■ **TASK DIRECTIONS**: In the following material, identify every line holding the string "ylabel" and return it.
══ DATA SUPPLIED ══
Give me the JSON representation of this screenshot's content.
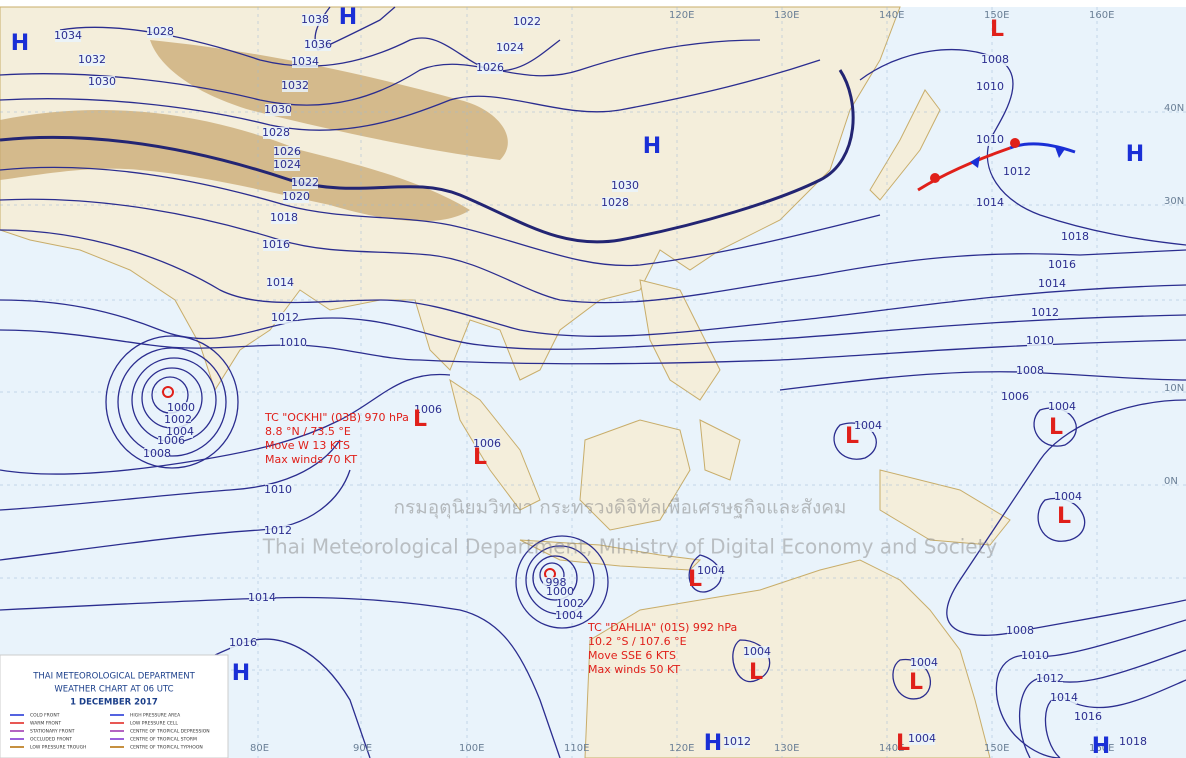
{
  "header": {
    "title": "THAI METEOROLOGICAL DEPARTMENT",
    "subtitle": "WEATHER CHART AT  06  UTC",
    "date": "1 DECEMBER 2017"
  },
  "legend": {
    "items": [
      "COLD FRONT",
      "WARM FRONT",
      "STATIONARY FRONT",
      "OCCLUDED FRONT",
      "LOW PRESSURE TROUGH",
      "HIGH PRESSURE AREA",
      "LOW PRESSURE CELL",
      "CENTRE OF TROPICAL DEPRESSION",
      "CENTRE OF TROPICAL STORM",
      "CENTRE OF TROPICAL TYPHOON"
    ]
  },
  "longitudes": [
    "80E",
    "90E",
    "100E",
    "110E",
    "120E",
    "130E",
    "140E",
    "150E",
    "160E"
  ],
  "latitudes": [
    "40N",
    "30N",
    "10N",
    "0N"
  ],
  "pressure_centers": [
    "H",
    "H",
    "H",
    "H",
    "H",
    "H",
    "H",
    "L",
    "L",
    "L",
    "L",
    "L",
    "L",
    "L",
    "L",
    "L",
    "L"
  ],
  "isobar_labels": [
    "1038",
    "1036",
    "1034",
    "1032",
    "1030",
    "1028",
    "1026",
    "1024",
    "1022",
    "1020",
    "1018",
    "1016",
    "1014",
    "1012",
    "1010",
    "1034",
    "1032",
    "1030",
    "1028",
    "1026",
    "1024",
    "1022",
    "1030",
    "1028",
    "1010",
    "1012",
    "1014",
    "1016",
    "1018",
    "1014",
    "1012",
    "1010",
    "1008",
    "1006",
    "1008",
    "1010",
    "1004",
    "1004",
    "1004",
    "1000",
    "1002",
    "1004",
    "1006",
    "1008",
    "1006",
    "1006",
    "1010",
    "1012",
    "1014",
    "1016",
    "998",
    "1000",
    "1002",
    "1004",
    "1004",
    "1004",
    "1004",
    "1004",
    "1008",
    "1010",
    "1012",
    "1014",
    "1016",
    "1018",
    "1012"
  ],
  "storms": [
    {
      "lines": [
        "TC \"OCKHI\" (03B) 970 hPa",
        "8.8 °N / 73.5 °E",
        "Move W 13 KTS",
        "Max winds 70 KT"
      ]
    },
    {
      "lines": [
        "TC \"DAHLIA\" (01S) 992 hPa",
        "10.2 °S / 107.6 °E",
        "Move SSE 6 KTS",
        "Max winds 50 KT"
      ]
    }
  ],
  "watermark": {
    "thai": "กรมอุตุนิยมวิทยา กระทรวงดิจิทัลเพื่อเศรษฐกิจและสังคม",
    "english": "Thai Meteorological Department, Ministry of Digital Economy and Society"
  }
}
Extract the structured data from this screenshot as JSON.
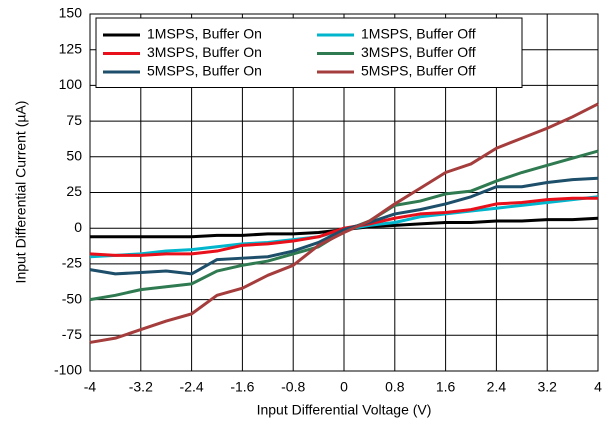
{
  "chart_data": {
    "type": "line",
    "xlabel": "Input Differential Voltage (V)",
    "ylabel": "Input Differential Current (µA)",
    "x": [
      -4,
      -3.6,
      -3.2,
      -2.8,
      -2.4,
      -2,
      -1.6,
      -1.2,
      -0.8,
      -0.4,
      0,
      0.4,
      0.8,
      1.2,
      1.6,
      2,
      2.4,
      2.8,
      3.2,
      3.6,
      4
    ],
    "series": [
      {
        "name": "1MSPS, Buffer On",
        "color": "#000000",
        "values": [
          -6,
          -6,
          -6,
          -6,
          -6,
          -5,
          -5,
          -4,
          -4,
          -3,
          -1,
          1,
          2,
          3,
          4,
          4,
          5,
          5,
          6,
          6,
          7
        ]
      },
      {
        "name": "1MSPS, Buffer Off",
        "color": "#00b5cc",
        "values": [
          -20,
          -19,
          -18,
          -16,
          -15,
          -13,
          -11,
          -10,
          -8,
          -6,
          -1,
          2,
          4,
          8,
          10,
          12,
          14,
          16,
          18,
          20,
          22
        ]
      },
      {
        "name": "3MSPS, Buffer On",
        "color": "#e8101a",
        "values": [
          -18,
          -19,
          -19,
          -18,
          -18,
          -16,
          -12,
          -11,
          -9,
          -6,
          0,
          3,
          7,
          10,
          11,
          13,
          17,
          18,
          20,
          21,
          21
        ]
      },
      {
        "name": "3MSPS, Buffer Off",
        "color": "#2f7a50",
        "values": [
          -50,
          -47,
          -43,
          -41,
          -39,
          -30,
          -26,
          -23,
          -18,
          -13,
          -2,
          5,
          16,
          19,
          24,
          26,
          33,
          39,
          44,
          49,
          54
        ]
      },
      {
        "name": "5MSPS, Buffer On",
        "color": "#1d4e6a",
        "values": [
          -29,
          -32,
          -31,
          -30,
          -32,
          -22,
          -21,
          -20,
          -16,
          -10,
          -1,
          4,
          10,
          13,
          17,
          22,
          29,
          29,
          32,
          34,
          35
        ]
      },
      {
        "name": "5MSPS, Buffer Off",
        "color": "#a53d3d",
        "values": [
          -80,
          -77,
          -71,
          -65,
          -60,
          -47,
          -42,
          -33,
          -26,
          -12,
          -3,
          5,
          17,
          28,
          39,
          45,
          56,
          63,
          70,
          78,
          87
        ]
      }
    ],
    "xlim": [
      -4,
      4
    ],
    "xticks": [
      -4,
      -3.2,
      -2.4,
      -1.6,
      -0.8,
      0,
      0.8,
      1.6,
      2.4,
      3.2,
      4
    ],
    "ylim": [
      -100,
      150
    ],
    "yticks": [
      -100,
      -75,
      -50,
      -25,
      0,
      25,
      50,
      75,
      100,
      125,
      150
    ],
    "grid": true,
    "legend": "upper left"
  }
}
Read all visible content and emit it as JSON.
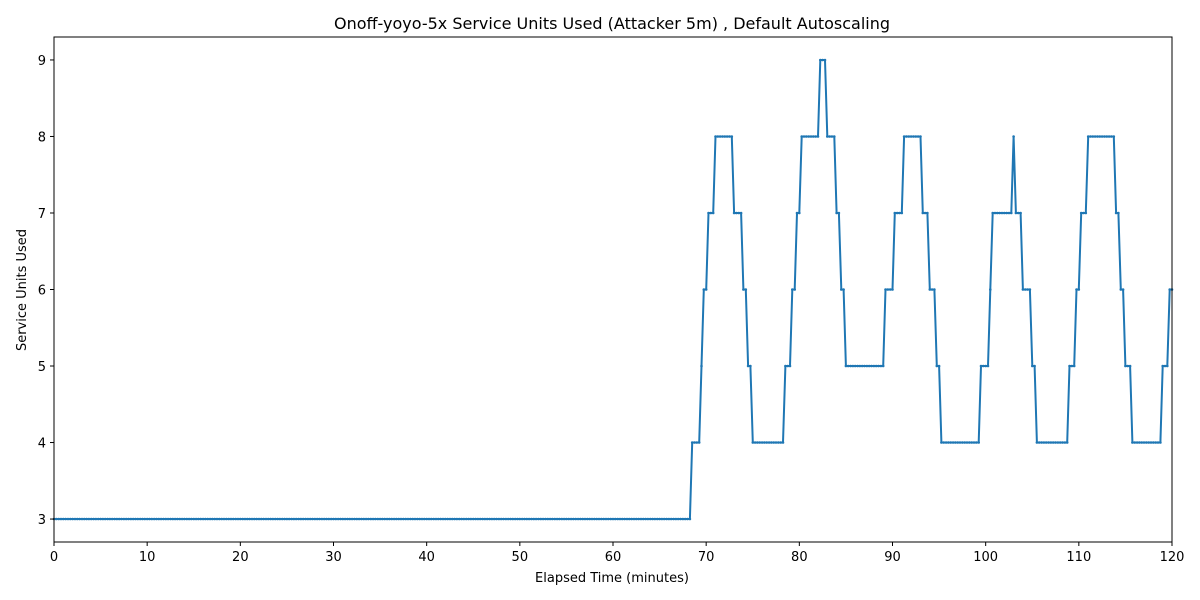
{
  "chart_data": {
    "type": "line",
    "title": "Onoff-yoyo-5x Service Units Used (Attacker 5m) , Default Autoscaling",
    "xlabel": "Elapsed Time (minutes)",
    "ylabel": "Service Units Used",
    "xlim": [
      0,
      120
    ],
    "ylim": [
      2.7,
      9.3
    ],
    "xticks": [
      0,
      10,
      20,
      30,
      40,
      50,
      60,
      70,
      80,
      90,
      100,
      110,
      120
    ],
    "yticks": [
      3,
      4,
      5,
      6,
      7,
      8,
      9
    ],
    "grid": false,
    "legend": "none",
    "series_color": "#1f77b4",
    "series": [
      {
        "step_interval_minutes": 0.25,
        "steps": [
          [
            0,
            3
          ],
          [
            68.5,
            4
          ],
          [
            69.3,
            5
          ],
          [
            69.6,
            6
          ],
          [
            70.2,
            7
          ],
          [
            70.8,
            8
          ],
          [
            73.0,
            7
          ],
          [
            74.0,
            6
          ],
          [
            74.3,
            5
          ],
          [
            74.9,
            4
          ],
          [
            78.5,
            5
          ],
          [
            79.1,
            6
          ],
          [
            79.6,
            7
          ],
          [
            80.1,
            8
          ],
          [
            82.2,
            9
          ],
          [
            83.0,
            8
          ],
          [
            83.8,
            7
          ],
          [
            84.4,
            6
          ],
          [
            84.8,
            5
          ],
          [
            89.2,
            6
          ],
          [
            90.1,
            7
          ],
          [
            91.1,
            8
          ],
          [
            93.2,
            7
          ],
          [
            93.8,
            6
          ],
          [
            94.6,
            5
          ],
          [
            95.1,
            4
          ],
          [
            99.3,
            5
          ],
          [
            100.3,
            6
          ],
          [
            100.7,
            7
          ],
          [
            102.9,
            8
          ],
          [
            103.1,
            7
          ],
          [
            103.9,
            6
          ],
          [
            104.8,
            5
          ],
          [
            105.5,
            4
          ],
          [
            109.0,
            5
          ],
          [
            109.7,
            6
          ],
          [
            110.2,
            7
          ],
          [
            110.9,
            8
          ],
          [
            114.0,
            7
          ],
          [
            114.5,
            6
          ],
          [
            115.0,
            5
          ],
          [
            115.6,
            4
          ],
          [
            118.9,
            5
          ],
          [
            119.6,
            6
          ],
          [
            120,
            6
          ]
        ]
      }
    ]
  }
}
═══
■ **REPLY TO THE EXERCISE**:
    "ylabel": "Input Differential Current (µA)",
    "ylabel": "Service Units Used",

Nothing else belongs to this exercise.